* _GIVEN REQUEST_:
Each record below must be returned exactly as shown.

* _INPUT DATA_:
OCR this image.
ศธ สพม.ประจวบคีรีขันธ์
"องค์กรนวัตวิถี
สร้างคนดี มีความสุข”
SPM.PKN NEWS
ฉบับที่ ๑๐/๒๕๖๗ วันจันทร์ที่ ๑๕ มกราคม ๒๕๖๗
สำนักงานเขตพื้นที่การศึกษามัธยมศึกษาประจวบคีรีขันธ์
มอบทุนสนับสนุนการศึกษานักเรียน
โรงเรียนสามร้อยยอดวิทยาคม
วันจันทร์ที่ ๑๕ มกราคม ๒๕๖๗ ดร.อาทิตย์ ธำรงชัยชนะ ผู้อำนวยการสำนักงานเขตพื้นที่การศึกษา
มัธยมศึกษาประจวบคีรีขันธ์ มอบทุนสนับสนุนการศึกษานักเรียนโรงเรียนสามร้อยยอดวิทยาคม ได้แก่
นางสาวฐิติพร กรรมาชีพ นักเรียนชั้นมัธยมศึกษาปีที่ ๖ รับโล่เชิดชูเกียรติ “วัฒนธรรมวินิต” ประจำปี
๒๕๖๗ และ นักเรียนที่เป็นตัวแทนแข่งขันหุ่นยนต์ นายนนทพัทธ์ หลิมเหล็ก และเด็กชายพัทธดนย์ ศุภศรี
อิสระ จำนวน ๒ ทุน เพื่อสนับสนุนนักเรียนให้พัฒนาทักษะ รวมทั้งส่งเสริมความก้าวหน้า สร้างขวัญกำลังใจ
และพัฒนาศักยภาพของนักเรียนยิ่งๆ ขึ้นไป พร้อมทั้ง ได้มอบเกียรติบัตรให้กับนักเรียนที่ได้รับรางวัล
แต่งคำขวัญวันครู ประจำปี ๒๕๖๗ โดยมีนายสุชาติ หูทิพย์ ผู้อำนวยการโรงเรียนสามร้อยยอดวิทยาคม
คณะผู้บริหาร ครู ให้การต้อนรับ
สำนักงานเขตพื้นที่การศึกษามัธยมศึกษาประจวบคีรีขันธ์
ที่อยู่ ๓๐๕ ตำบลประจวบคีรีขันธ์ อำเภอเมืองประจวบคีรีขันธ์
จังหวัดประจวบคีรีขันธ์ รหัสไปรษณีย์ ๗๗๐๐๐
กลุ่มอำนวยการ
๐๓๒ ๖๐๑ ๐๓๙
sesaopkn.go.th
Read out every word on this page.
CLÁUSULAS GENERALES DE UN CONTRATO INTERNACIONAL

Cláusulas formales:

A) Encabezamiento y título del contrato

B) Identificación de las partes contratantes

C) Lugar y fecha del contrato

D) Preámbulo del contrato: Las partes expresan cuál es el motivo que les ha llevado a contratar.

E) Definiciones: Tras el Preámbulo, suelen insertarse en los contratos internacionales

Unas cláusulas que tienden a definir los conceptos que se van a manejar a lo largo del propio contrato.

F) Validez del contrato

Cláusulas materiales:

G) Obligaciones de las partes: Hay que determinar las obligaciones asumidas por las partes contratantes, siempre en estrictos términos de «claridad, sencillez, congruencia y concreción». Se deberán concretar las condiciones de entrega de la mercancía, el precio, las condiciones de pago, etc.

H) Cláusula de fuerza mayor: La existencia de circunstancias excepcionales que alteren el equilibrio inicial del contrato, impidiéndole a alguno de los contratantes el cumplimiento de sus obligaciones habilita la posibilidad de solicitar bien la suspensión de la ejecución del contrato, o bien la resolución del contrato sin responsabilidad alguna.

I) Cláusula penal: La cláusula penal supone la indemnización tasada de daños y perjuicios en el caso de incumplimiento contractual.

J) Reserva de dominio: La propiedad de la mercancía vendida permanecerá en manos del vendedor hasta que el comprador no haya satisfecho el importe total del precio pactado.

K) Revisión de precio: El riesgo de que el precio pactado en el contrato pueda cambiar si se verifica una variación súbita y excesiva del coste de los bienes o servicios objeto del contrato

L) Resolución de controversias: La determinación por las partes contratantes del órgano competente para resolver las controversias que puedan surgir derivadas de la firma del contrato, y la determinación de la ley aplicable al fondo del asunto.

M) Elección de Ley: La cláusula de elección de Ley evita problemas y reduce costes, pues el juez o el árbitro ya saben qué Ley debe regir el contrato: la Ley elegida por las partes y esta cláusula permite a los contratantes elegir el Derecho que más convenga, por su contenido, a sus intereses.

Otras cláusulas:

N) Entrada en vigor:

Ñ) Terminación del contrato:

* _RESPONSE TO THE TASK_:
OCR this image.
ศธ สพม.ประจวบคีรีขันธ์
"องค์กรนวัตวิถี
สร้างคนดี มีความสุข”
SPM.PKN NEWS
ฉบับที่ ๑๐/๒๕๖๗ วันจันทร์ที่ ๑๕ มกราคม ๒๕๖๗
สำนักงานเขตพื้นที่การศึกษามัธยมศึกษาประจวบคีรีขันธ์
มอบทุนสนับสนุนการศึกษานักเรียน
โรงเรียนสามร้อยยอดวิทยาคม
วันจันทร์ที่ ๑๕ มกราคม ๒๕๖๗ ดร.อาทิตย์ ธำรงชัยชนะ ผู้อำนวยการสำนักงานเขตพื้นที่การศึกษา
มัธยมศึกษาประจวบคีรีขันธ์ มอบทุนสนับสนุนการศึกษานักเรียนโรงเรียนสามร้อยยอดวิทยาคม ได้แก่
นางสาวฐิติพร กรรมาชีพ นักเรียนชั้นมัธยมศึกษาปีที่ ๖ รับโล่เชิดชูเกียรติ “วัฒนธรรมวินิต” ประจำปี
๒๕๖๗ และ นักเรียนที่เป็นตัวแทนแข่งขันหุ่นยนต์ นายนนทพัทธ์ หลิมเหล็ก และเด็กชายพัทธดนย์ ศุภศรี
อิสระ จำนวน ๒ ทุน เพื่อสนับสนุนนักเรียนให้พัฒนาทักษะ รวมทั้งส่งเสริมความก้าวหน้า สร้างขวัญกำลังใจ
และพัฒนาศักยภาพของนักเรียนยิ่งๆ ขึ้นไป พร้อมทั้ง ได้มอบเกียรติบัตรให้กับนักเรียนที่ได้รับรางวัล
แต่งคำขวัญวันครู ประจำปี ๒๕๖๗ โดยมีนายสุชาติ หูทิพย์ ผู้อำนวยการโรงเรียนสามร้อยยอดวิทยาคม
คณะผู้บริหาร ครู ให้การต้อนรับ
สำนักงานเขตพื้นที่การศึกษามัธยมศึกษาประจวบคีรีขันธ์
ที่อยู่ ๓๐๕ ตำบลประจวบคีรีขันธ์ อำเภอเมืองประจวบคีรีขันธ์
จังหวัดประจวบคีรีขันธ์ รหัสไปรษณีย์ ๗๗๐๐๐
กลุ่มอำนวยการ
๐๓๒ ๖๐๑ ๐๓๙
sesaopkn.go.th
Read out every word on this page.
CLÁUSULAS GENERALES DE UN CONTRATO INTERNACIONAL

Cláusulas formales:

A) Encabezamiento y título del contrato

B) Identificación de las partes contratantes

C) Lugar y fecha del contrato

D) Preámbulo del contrato: Las partes expresan cuál es el motivo que les ha llevado a contratar.

E) Definiciones: Tras el Preámbulo, suelen insertarse en los contratos internacionales

Unas cláusulas que tienden a definir los conceptos que se van a manejar a lo largo del propio contrato.

F) Validez del contrato

Cláusulas materiales:

G) Obligaciones de las partes: Hay que determinar las obligaciones asumidas por las partes contratantes, siempre en estrictos términos de «claridad, sencillez, congruencia y concreción». Se deberán concretar las condiciones de entrega de la mercancía, el precio, las condiciones de pago, etc.

H) Cláusula de fuerza mayor: La existencia de circunstancias excepcionales que alteren el equilibrio inicial del contrato, impidiéndole a alguno de los contratantes el cumplimiento de sus obligaciones habilita la posibilidad de solicitar bien la suspensión de la ejecución del contrato, o bien la resolución del contrato sin responsabilidad alguna.

I) Cláusula penal: La cláusula penal supone la indemnización tasada de daños y perjuicios en el caso de incumplimiento contractual.

J) Reserva de dominio: La propiedad de la mercancía vendida permanecerá en manos del vendedor hasta que el comprador no haya satisfecho el importe total del precio pactado.

K) Revisión de precio: El riesgo de que el precio pactado en el contrato pueda cambiar si se verifica una variación súbita y excesiva del coste de los bienes o servicios objeto del contrato

L) Resolución de controversias: La determinación por las partes contratantes del órgano competente para resolver las controversias que puedan surgir derivadas de la firma del contrato, y la determinación de la ley aplicable al fondo del asunto.

M) Elección de Ley: La cláusula de elección de Ley evita problemas y reduce costes, pues el juez o el árbitro ya saben qué Ley debe regir el contrato: la Ley elegida por las partes y esta cláusula permite a los contratantes elegir el Derecho que más convenga, por su contenido, a sus intereses.

Otras cláusulas:

N) Entrada en vigor:

Ñ) Terminación del contrato:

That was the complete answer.